- Exercise instructions: Pull every line containing the word "Selection" from the records.

- Stored rows:
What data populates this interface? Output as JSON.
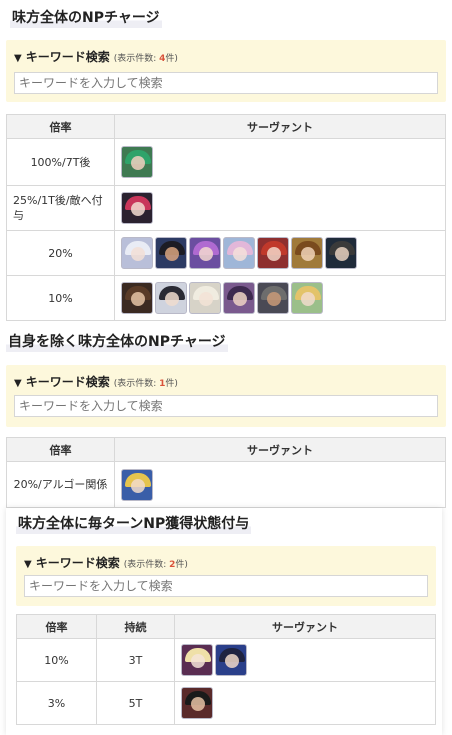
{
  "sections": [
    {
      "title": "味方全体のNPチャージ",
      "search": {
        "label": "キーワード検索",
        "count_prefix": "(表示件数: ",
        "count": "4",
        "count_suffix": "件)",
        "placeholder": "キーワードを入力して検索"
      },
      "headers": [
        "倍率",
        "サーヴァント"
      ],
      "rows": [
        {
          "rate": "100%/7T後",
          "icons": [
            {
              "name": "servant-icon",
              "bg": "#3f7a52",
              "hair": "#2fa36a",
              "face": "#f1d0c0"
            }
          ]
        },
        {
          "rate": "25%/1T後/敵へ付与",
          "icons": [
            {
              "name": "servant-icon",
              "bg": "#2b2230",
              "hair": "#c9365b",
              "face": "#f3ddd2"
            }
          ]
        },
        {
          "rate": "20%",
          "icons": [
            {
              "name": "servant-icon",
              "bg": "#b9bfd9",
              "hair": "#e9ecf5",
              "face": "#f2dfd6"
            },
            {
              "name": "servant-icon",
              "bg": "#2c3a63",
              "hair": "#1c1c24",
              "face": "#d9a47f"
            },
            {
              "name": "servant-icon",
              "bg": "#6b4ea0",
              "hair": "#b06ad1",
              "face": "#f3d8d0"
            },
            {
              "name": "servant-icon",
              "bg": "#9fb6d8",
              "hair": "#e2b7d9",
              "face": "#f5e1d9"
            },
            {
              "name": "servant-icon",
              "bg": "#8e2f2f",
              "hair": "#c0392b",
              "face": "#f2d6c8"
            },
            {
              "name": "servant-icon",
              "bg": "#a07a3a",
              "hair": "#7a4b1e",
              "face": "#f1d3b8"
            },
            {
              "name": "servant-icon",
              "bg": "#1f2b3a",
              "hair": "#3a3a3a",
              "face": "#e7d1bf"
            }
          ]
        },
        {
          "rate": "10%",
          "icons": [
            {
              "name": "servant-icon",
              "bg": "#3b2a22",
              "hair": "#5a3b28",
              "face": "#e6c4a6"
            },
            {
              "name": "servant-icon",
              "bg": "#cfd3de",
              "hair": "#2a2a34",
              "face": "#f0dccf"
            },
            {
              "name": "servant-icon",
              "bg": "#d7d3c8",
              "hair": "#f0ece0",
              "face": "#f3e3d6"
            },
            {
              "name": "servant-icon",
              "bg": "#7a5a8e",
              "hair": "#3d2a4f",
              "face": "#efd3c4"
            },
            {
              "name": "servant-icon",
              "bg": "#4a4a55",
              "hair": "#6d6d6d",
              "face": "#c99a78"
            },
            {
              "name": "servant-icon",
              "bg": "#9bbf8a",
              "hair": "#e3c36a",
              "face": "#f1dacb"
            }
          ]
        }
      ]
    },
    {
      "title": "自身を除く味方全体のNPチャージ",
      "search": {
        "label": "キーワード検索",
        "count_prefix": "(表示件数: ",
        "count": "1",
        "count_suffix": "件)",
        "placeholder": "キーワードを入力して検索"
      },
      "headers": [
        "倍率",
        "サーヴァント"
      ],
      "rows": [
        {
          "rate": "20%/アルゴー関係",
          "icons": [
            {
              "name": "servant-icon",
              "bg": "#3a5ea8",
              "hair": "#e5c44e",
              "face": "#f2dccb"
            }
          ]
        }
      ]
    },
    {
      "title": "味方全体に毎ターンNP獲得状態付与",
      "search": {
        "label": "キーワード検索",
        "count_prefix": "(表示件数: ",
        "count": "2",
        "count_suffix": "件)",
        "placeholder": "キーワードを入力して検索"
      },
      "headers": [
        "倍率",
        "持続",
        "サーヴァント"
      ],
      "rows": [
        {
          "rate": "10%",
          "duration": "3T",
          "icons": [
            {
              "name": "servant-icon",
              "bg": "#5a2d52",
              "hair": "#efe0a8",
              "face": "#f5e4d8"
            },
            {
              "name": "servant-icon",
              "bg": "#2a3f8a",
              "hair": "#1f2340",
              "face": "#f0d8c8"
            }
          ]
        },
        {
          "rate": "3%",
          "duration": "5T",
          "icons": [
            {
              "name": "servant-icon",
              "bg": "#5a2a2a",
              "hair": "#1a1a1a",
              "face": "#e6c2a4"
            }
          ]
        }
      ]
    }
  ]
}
==
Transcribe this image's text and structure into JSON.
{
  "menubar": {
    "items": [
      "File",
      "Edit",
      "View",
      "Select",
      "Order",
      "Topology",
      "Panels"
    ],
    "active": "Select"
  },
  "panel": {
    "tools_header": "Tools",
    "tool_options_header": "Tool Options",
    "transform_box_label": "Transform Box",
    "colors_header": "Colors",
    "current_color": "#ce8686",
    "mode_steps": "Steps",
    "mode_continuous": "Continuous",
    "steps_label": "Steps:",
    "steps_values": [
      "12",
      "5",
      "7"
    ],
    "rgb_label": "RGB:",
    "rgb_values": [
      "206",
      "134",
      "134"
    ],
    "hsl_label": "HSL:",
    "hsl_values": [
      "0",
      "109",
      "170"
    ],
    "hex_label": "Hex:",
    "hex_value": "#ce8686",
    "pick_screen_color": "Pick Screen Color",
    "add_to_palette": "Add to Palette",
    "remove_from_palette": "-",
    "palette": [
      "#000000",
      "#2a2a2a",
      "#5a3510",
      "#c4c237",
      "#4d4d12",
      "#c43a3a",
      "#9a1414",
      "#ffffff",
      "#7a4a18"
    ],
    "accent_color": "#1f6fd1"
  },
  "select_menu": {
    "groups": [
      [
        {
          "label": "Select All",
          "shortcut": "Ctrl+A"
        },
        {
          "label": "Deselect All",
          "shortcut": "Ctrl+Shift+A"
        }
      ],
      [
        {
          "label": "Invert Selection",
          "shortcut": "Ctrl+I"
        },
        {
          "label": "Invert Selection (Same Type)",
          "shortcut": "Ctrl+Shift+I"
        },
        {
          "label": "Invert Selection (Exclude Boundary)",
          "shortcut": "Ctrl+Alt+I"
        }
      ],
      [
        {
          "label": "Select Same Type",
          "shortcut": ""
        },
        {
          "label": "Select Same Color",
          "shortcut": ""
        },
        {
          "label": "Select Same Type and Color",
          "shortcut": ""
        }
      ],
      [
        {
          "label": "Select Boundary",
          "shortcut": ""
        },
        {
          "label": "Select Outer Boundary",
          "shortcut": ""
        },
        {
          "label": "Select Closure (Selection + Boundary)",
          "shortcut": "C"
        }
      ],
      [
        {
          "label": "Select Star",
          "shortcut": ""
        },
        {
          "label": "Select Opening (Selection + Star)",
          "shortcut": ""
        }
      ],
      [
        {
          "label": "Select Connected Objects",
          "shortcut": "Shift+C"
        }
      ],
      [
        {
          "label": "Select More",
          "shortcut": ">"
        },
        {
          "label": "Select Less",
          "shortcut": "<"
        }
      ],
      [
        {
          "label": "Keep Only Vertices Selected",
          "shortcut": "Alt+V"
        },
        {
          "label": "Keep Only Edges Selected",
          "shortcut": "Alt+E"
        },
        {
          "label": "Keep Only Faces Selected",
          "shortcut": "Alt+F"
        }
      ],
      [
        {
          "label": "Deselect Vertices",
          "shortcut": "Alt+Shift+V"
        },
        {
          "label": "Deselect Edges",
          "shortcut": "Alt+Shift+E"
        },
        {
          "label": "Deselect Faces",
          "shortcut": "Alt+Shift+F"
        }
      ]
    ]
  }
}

- Full answer:
          "label": "Invert Selection",
          "label": "Invert Selection (Same Type)",
          "label": "Invert Selection (Exclude Boundary)",
          "label": "Select Closure (Selection + Boundary)",
          "label": "Select Opening (Selection + Star)",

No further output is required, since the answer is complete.